▶ _Document excerpt_:
-*-*-

It is. There's evidence of its use in the Old Babylonian period, evidence in 1800 B.C.E Egypt, India in 700-500 BCE, China during the Han Dynesty at least.

It's very simple to prove, and anywhere you find squares or triangles in architecture, it was used.

[–] someguy3@lemmy.ca 47 points 1 year ago (1 children)

I'm assuming it was discovered multiple times independently. Pythagorean is just the one that wasn't forgotten.

[–] RichardB@lemmy.world 24 points 1 year ago (3 children)

The Romans built off of Greek culture, Europe built off of Roman culture, the US built off of European culture. US math is very much based on Greek math (and US education in general). You may remember doing Greek proofs in school. Greek math was by no means superior to any other culture's, it just so happens that US culture descends from Greek culture.

[–] someguy3@lemmy.ca 23 points 1 year ago (1 children)

But thank the gods we adopted Hindu-arabic numerals.

[–] raspberriesareyummy@lemmy.world 3 points 1 year ago* (last edited 1 year ago) (1 children)

But thank the gods we adopted Hindu-arabic numerals.

ssshh don't tell the republican bigots they are using terrorist numerals ;) /s

[–] DragonTypeWyvern@literature.cafe 1 points 1 year ago (1 children)

We do, then we film the results and laugh.

Then wonder why the r u r a l s don't like city folk.

[–] raspberriesareyummy@lemmy.world 2 points 1 year ago (1 children)

to be fair, being "city folk" vs. being "rural" doesn't really qualify as an excuse for different levels of education. if it is the case anywhere (and admittedly it seems to be) that's a testament to the need for improvement of the education system.

-*-*-

▶ _Given data_:
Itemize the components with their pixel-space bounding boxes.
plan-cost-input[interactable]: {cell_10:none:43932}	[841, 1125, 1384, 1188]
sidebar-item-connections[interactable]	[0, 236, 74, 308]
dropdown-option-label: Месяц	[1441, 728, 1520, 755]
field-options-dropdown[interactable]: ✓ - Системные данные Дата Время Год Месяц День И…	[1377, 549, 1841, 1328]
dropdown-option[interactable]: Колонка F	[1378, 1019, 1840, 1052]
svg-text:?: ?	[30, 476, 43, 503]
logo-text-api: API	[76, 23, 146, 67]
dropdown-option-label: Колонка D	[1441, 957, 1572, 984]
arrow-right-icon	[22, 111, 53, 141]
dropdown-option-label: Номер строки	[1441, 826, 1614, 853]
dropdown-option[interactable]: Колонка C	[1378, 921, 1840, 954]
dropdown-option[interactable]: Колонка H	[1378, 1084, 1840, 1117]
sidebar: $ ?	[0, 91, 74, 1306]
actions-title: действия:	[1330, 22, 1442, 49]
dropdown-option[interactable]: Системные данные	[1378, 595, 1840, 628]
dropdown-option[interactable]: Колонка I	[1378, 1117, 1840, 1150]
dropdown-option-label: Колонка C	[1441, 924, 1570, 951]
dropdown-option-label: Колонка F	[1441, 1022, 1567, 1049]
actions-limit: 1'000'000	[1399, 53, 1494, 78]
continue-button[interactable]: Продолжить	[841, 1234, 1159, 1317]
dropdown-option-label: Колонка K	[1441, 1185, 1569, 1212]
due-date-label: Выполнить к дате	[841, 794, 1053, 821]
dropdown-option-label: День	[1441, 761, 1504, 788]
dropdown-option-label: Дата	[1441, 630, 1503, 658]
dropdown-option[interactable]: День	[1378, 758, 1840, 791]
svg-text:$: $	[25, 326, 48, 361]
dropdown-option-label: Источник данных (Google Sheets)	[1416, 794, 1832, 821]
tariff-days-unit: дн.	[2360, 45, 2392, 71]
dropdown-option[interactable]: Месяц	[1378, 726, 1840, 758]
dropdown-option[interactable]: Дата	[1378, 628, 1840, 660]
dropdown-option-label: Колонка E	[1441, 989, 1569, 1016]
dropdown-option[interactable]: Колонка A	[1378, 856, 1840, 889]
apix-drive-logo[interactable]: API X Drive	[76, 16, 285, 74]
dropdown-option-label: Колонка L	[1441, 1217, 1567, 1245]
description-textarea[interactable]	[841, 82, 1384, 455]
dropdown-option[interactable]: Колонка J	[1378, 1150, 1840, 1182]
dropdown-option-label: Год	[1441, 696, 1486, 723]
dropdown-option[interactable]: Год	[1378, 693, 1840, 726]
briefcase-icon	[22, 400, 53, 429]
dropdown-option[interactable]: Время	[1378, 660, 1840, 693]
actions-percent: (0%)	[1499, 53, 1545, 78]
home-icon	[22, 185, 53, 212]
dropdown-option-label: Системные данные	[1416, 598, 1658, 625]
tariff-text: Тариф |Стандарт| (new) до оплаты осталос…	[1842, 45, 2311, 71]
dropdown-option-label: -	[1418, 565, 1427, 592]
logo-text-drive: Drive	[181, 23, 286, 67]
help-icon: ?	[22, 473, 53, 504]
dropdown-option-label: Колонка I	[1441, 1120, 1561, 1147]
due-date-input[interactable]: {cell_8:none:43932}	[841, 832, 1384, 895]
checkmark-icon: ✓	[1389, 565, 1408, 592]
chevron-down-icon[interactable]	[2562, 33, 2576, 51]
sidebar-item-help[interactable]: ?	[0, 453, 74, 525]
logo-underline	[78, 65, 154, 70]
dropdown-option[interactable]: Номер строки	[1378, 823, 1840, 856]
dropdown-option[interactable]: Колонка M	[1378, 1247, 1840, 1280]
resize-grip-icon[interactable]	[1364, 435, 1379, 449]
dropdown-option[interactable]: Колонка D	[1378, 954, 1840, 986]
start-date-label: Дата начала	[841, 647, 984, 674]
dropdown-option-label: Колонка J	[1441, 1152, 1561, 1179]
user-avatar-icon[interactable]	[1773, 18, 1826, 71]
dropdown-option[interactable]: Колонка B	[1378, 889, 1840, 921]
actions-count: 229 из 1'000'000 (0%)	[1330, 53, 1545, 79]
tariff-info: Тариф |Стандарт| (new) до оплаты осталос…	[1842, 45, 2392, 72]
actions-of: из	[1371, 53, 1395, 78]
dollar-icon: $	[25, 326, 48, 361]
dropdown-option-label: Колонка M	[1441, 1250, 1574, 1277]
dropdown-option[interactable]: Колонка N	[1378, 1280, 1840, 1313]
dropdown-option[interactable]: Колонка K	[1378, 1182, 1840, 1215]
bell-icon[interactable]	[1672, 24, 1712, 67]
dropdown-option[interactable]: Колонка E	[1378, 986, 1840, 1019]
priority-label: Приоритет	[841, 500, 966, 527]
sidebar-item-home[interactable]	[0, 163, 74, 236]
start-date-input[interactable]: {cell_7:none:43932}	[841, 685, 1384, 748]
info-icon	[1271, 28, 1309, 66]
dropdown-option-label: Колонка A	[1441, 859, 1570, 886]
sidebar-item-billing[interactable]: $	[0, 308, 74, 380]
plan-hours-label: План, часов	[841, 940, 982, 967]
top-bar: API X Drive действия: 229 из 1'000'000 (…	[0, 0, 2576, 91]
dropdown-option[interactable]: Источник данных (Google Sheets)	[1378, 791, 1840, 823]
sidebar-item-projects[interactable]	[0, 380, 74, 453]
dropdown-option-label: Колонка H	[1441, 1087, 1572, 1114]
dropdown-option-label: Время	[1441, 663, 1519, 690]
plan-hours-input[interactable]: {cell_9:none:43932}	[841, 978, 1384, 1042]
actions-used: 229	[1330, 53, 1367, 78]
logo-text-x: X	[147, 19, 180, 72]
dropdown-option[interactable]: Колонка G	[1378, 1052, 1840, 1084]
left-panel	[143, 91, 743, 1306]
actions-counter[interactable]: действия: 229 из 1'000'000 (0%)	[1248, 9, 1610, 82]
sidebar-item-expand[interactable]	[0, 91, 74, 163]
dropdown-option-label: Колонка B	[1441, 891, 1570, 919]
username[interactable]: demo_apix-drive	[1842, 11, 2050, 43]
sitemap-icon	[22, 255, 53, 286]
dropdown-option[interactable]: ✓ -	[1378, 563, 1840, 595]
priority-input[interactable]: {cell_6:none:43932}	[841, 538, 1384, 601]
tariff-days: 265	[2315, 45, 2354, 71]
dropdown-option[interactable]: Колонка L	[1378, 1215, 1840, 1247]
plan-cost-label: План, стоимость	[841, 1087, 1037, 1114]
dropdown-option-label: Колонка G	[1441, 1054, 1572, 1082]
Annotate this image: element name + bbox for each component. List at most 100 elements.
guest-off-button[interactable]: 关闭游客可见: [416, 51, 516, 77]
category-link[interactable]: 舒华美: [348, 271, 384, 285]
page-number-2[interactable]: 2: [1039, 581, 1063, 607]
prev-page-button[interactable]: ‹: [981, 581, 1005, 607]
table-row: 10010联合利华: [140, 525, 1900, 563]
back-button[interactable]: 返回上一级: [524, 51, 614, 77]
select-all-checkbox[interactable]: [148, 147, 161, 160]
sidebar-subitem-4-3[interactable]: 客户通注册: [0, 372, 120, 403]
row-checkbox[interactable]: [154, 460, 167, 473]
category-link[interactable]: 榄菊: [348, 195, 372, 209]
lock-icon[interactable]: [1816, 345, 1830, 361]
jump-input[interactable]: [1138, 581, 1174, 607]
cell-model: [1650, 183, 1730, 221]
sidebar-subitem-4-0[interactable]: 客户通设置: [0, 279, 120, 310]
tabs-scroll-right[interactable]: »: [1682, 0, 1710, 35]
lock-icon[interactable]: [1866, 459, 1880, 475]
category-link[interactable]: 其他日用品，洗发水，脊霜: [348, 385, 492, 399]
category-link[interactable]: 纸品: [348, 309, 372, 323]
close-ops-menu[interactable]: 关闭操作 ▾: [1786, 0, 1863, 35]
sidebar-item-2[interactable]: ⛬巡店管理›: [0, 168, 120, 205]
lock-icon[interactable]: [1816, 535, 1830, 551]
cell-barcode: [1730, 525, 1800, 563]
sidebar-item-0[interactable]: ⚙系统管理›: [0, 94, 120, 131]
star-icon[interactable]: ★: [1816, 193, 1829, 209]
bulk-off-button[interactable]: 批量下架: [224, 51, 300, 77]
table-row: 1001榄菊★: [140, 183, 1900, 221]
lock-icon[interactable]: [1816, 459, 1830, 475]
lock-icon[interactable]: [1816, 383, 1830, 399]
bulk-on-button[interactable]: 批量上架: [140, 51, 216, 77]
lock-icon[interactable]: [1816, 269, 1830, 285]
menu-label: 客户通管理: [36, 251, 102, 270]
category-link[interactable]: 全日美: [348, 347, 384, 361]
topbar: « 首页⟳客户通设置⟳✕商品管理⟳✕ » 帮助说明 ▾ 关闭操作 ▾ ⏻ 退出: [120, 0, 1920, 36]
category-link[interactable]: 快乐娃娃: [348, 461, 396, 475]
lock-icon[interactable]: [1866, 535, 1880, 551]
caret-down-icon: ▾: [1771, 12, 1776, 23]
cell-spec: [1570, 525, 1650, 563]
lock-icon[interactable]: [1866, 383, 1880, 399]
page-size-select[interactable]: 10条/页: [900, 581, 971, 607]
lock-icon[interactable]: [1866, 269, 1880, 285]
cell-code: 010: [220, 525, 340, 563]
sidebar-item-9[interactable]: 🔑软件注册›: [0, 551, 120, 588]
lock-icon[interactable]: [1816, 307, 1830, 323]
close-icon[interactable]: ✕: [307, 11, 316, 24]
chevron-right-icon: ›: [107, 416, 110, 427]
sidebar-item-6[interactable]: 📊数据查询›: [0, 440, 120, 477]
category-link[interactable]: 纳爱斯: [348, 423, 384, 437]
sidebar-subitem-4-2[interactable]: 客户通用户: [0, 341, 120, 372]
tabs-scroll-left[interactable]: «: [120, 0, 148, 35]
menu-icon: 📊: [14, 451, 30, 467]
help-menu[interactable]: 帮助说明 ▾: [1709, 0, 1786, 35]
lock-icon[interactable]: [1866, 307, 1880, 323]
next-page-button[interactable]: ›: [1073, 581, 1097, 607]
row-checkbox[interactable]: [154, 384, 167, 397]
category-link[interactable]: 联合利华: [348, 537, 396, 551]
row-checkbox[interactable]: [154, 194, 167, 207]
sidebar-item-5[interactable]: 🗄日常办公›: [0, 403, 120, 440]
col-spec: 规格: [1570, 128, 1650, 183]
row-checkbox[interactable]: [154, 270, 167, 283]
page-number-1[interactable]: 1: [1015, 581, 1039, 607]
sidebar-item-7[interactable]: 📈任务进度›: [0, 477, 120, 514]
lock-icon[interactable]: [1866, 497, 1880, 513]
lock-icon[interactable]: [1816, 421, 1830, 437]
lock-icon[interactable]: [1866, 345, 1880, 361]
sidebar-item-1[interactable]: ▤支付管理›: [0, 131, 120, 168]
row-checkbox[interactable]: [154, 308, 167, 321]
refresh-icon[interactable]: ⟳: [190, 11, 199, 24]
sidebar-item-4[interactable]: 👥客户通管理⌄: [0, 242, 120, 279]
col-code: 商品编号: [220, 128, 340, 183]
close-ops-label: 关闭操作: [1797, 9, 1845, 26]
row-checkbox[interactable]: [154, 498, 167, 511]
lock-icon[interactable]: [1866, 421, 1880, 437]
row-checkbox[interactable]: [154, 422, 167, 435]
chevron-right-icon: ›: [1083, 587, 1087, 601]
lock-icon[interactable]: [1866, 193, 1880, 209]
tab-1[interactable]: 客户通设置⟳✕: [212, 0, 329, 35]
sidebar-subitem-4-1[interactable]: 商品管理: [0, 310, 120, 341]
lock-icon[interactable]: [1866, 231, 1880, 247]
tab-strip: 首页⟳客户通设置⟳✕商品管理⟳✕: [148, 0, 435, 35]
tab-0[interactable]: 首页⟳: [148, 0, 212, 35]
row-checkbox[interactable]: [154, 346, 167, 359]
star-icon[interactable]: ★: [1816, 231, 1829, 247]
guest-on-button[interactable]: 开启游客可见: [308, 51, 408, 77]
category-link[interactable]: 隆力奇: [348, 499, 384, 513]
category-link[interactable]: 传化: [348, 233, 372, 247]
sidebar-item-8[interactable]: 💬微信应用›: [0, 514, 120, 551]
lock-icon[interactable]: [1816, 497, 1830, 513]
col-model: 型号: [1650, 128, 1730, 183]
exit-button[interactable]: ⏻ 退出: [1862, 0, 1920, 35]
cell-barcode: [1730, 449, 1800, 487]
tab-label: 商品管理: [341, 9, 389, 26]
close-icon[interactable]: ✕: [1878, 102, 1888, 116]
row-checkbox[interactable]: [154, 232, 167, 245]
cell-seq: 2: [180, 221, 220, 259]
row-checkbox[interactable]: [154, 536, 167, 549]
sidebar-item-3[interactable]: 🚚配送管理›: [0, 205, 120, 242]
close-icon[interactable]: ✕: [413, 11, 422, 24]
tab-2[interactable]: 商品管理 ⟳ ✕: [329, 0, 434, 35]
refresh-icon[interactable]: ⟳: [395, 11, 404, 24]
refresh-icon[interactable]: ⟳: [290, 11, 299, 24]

-*-*-

▶ _Problems and tasks_:
1. In the forum thread on where the Pythagorean theorem came from, replace "Greek" with "Hellenic" and write the passage from "[–] RichardB@lemmy.world 24" to "ago) (1 children)" again with that change.
2. List every distinct username that appears in the forum thread on the Pythagorean theorem's origins.
3. Continue the forum thread on the Pythagorean theorem's origins from its last comment.

▶ _Answer list_:
1.
[–] RichardB@lemmy.world 24 points 1 year ago (3 children)

The Romans built off of Hellenic culture, Europe built off of Roman culture, the US built off of European culture. US math is very much based on Hellenic math (and US education in general). You may remember doing Hellenic proofs in school. Hellenic math was by no means superior to any other culture's, it just so happens that US culture descends from Hellenic culture.

[–] someguy3@lemmy.ca 23 points 1 year ago (1 children)

But thank the gods we adopted Hindu-arabic numerals.

[–] raspberriesareyummy@lemmy.world 3 points 1 year ago* (last edited 1 year ago) (1 children)

2.
someguy3@lemmy.ca
RichardB@lemmy.world
raspberriesareyummy@lemmy.world
DragonTypeWyvern@literature.cafe

3.
[–] kent_eh@lemmy.ca 1 points 1 year ago (1 children)

being "city folk" vs. being "rural" doesn't really qualify as an excuse for different levels of education

Availability of schools and ability (or willingness) to pay for good teachers very much does correlate to levels of education available in different places.

You're not wrong. Nasty negative feedback loop :(

[–] postmateDumbass@lemmy.world 12 points 1 year ago

Pretty sure the Summarians were doing astronomy, they probably had all sorts of geometry figured out.

[–] jasory@programming.dev 3 points 1 year ago

At some points it was "superior". Elements was used as a textbook throughout Europe and the Arab world, because it was one of the first and few books with rigorous proofs. If course it was probably compromised of previous works, but there was really nothing else like it.

[–] KevonLooney@lemm.ee 10 points 1 year ago (1 children)

The Han Dynasty started in 202 BC. That's after Pythagoras died. Not the same thing.

[–] peopleproblems@lemmy.world 4 points 1 year ago

My point was they likely used it independently.